## DOCUMENT TEXT
----

I'm out the door right now so I'll be brief. D19 was 16 when H left for 2 years; HER junior and senior year in HS and she cried and asked him not to go and he said "But the dream job will pay so much and we'll all be happy blah blah blah" like a bigger 401k would make HER happier... I cannot say she was hard for me, in fact when he left we got very close. I also have a d11 (then 8) and a s22 who was mostly out of the house at college.

So here h and I are together, a "happy ending" story and still M. It's a few years later. But when d19 left for study abroad last month, the night before she left she told me a lot of things that she feels and revealed how damaged she is though she seems to have it "all together".... for one, she does not think she'll EVER GET MARRIED, and does not know how she feels about the whole idea of a monogamous M, etc. Also she is confronting other issues (religious faith and she has always been an "old soul" more religious than the other kids and more kind and spiritual) so she is really confronting a lot. She admits she was deeply hurt by her dad's choice "to not be part of my life" although h does NOT see it that way.

She's an actress and I read a scene she wrote. It discusses the selfishness of men in general and why a woman would say "no" to a m proposal. It broke my heart to read. Yes, it made me mad at H all over again which is super NON-productive...but still, real. I have to show her the good sides of H and men in general. I like men. But then, maybe I showed too much anger when h left? I hope not. God knows I worked hard as h--- not to show it in front of the kids.
I once said "h is confused but he loves you..." and d19 (then 17) said
"I don't think dad is confused, I think he's just selfish..." OUCH!!

I pray that in time their R will heal. I am confused as to what to tell h, since I don't want to break her confidence AND don't want to hurt h unecessarily since it makes him defensive and is it really helpful? I just want to do something constructive here. I want him to know the "urgency" of the matter without getting him defensive or angry. A fine line to walk...

----

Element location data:
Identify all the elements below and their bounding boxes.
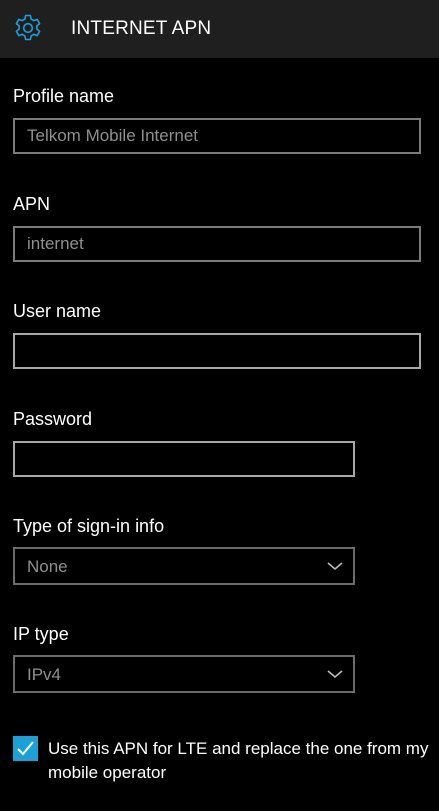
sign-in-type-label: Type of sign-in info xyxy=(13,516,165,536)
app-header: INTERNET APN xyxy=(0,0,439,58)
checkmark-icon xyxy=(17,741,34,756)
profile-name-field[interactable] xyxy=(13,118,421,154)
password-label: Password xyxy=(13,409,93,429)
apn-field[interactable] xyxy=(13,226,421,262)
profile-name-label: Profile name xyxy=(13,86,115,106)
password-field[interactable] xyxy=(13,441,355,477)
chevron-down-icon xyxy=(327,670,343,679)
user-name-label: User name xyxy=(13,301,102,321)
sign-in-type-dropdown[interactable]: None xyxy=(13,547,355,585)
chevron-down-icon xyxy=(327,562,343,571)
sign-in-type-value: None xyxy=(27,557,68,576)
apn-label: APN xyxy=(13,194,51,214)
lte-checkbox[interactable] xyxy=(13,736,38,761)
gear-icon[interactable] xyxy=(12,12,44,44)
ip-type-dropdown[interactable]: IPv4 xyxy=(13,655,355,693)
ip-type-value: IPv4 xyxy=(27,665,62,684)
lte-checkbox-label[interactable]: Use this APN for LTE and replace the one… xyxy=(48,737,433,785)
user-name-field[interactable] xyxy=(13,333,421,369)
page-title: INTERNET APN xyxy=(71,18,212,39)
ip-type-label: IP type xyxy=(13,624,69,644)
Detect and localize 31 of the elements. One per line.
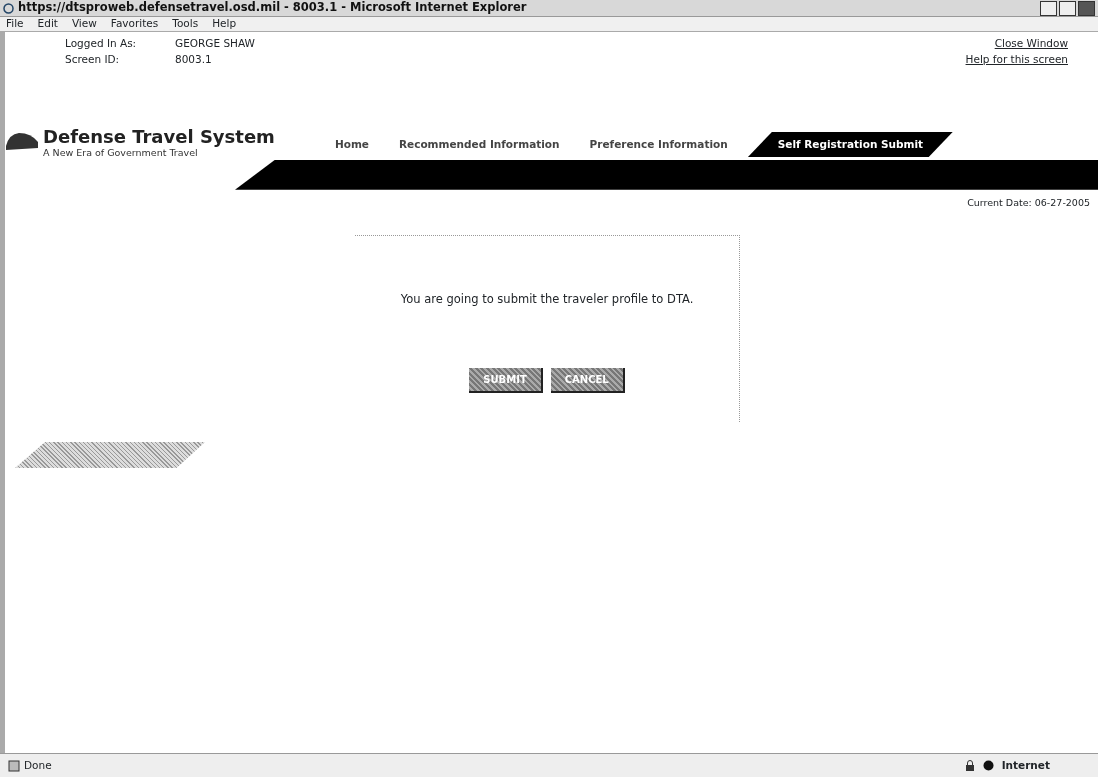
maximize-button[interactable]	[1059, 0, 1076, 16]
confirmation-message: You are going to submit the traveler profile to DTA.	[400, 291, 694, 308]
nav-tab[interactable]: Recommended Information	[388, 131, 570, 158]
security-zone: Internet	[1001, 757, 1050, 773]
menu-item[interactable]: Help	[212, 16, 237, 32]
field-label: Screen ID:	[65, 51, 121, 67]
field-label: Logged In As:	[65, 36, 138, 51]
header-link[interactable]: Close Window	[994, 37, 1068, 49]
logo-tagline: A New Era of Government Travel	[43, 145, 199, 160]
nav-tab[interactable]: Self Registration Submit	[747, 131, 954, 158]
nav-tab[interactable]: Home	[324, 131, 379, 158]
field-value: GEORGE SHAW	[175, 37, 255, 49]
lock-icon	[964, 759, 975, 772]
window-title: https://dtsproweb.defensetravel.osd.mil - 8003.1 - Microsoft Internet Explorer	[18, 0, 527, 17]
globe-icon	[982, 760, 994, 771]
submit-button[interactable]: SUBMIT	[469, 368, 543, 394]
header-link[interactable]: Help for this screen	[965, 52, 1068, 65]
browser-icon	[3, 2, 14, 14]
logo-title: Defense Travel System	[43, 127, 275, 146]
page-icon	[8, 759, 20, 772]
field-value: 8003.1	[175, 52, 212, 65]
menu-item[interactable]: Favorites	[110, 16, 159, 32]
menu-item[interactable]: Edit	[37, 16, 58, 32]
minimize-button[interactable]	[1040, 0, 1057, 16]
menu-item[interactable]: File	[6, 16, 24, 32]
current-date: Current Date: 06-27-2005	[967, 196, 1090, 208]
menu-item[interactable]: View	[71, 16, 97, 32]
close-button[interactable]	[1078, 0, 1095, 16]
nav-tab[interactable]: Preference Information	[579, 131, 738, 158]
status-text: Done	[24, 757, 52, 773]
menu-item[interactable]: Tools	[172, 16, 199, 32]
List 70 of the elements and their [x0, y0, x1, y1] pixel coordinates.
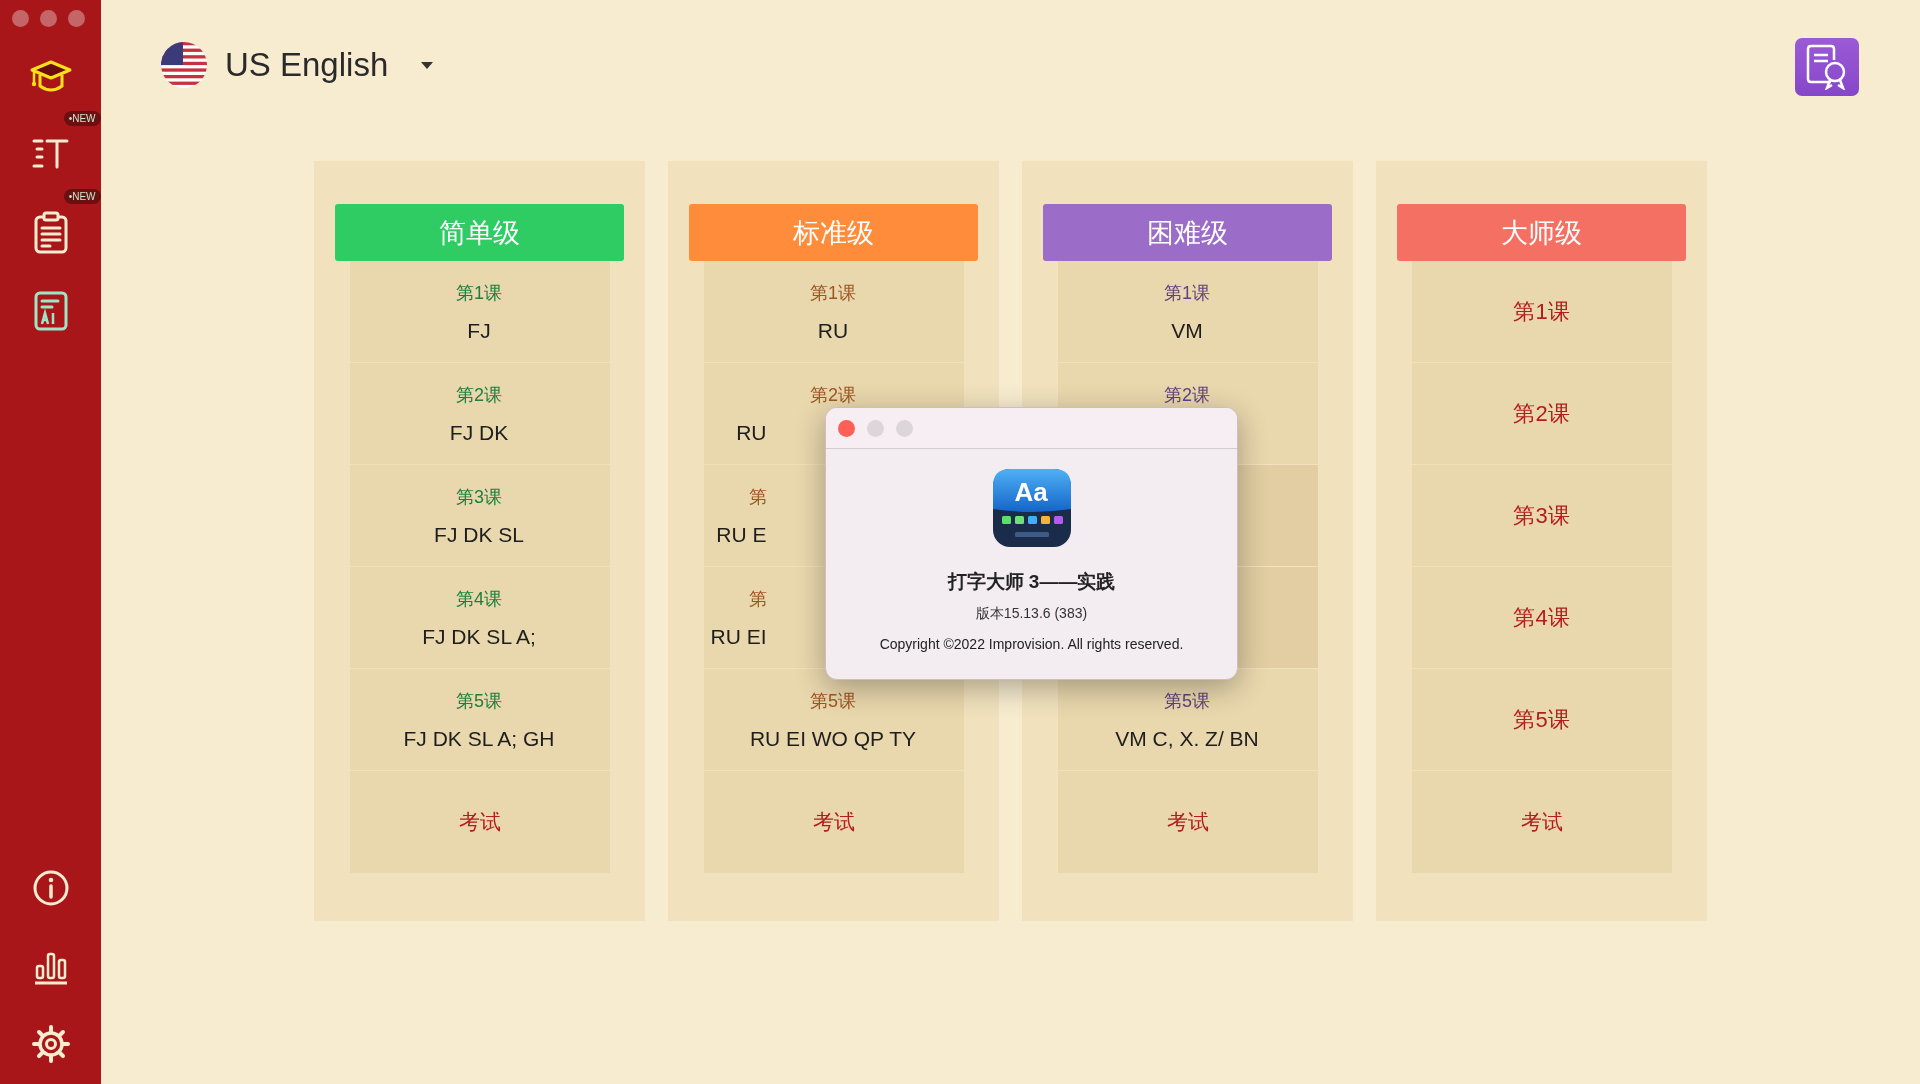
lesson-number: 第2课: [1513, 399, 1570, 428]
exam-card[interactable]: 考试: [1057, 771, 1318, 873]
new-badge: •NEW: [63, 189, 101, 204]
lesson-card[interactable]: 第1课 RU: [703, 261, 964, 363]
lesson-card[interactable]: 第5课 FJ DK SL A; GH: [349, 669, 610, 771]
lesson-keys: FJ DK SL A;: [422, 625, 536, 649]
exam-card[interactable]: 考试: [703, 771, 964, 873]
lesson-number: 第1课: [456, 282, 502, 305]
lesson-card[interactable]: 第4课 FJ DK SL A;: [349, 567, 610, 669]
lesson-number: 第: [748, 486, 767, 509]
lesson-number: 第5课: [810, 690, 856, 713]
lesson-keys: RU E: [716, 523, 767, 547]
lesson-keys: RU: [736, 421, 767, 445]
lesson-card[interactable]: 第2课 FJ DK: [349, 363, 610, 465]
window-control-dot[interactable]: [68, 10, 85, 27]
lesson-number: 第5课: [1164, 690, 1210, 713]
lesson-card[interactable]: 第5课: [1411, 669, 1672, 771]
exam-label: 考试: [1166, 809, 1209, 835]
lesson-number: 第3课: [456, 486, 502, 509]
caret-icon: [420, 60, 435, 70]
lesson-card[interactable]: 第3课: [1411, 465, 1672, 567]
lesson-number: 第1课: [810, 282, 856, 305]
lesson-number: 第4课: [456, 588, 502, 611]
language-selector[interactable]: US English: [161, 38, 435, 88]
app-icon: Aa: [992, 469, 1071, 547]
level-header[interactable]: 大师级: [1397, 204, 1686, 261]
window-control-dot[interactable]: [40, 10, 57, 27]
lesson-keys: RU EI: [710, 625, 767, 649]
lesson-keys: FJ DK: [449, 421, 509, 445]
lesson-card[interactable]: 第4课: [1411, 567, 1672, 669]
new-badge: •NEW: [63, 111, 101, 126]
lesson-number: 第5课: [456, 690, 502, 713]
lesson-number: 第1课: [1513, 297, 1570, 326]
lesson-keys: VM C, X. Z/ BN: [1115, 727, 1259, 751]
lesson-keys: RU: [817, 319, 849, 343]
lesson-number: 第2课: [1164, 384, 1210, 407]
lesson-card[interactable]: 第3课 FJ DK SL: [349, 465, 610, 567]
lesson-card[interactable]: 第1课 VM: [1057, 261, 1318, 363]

----

## DIRECTION 1
In the post about the daughter and her father, how long was H gone when he left for the job?
## DIRECTION 2
Pick up the post about the daughter and her father where it stops and write what comes next.

## WRITTEN ANSWER 1
Two years.

## WRITTEN ANSWER 2
Yes the kids (girls especially I think, since they are noticing boys more at this age) notice the WAS actions (and ours) we have to recall that all WE can do, is model for them what a woman (LBSer) does in the face of deep wounds of betrayal. We must model that though our pain is deep and real for us, it also is NOT permanent and it is not fatal. We will heal and laugh and love again. We can start now. And the biggest thing for us to do, the only thing we can do, is to teach them how to forgive. We do this, by modelling it ourselves.

Hence my signature. I want to somehow get thru to H that we have to treat each other with as much respect as possible (and in our sitch, also loving affection) in front of d's b/c they are watching.

What happened to me was very unfair. But I'm not throwing in the towel and I really want them to see that there was a good reason for that. That their dad is a good guy with some great traits, and who loves them; he would kill or die for them and that is true. It really is. That should matter some. Hope so.

(sigh) I don't know if this helps but I know I've been upset since d19 left. She was really hurt by h and I thought a lot of it was worked thru already. I was a fool.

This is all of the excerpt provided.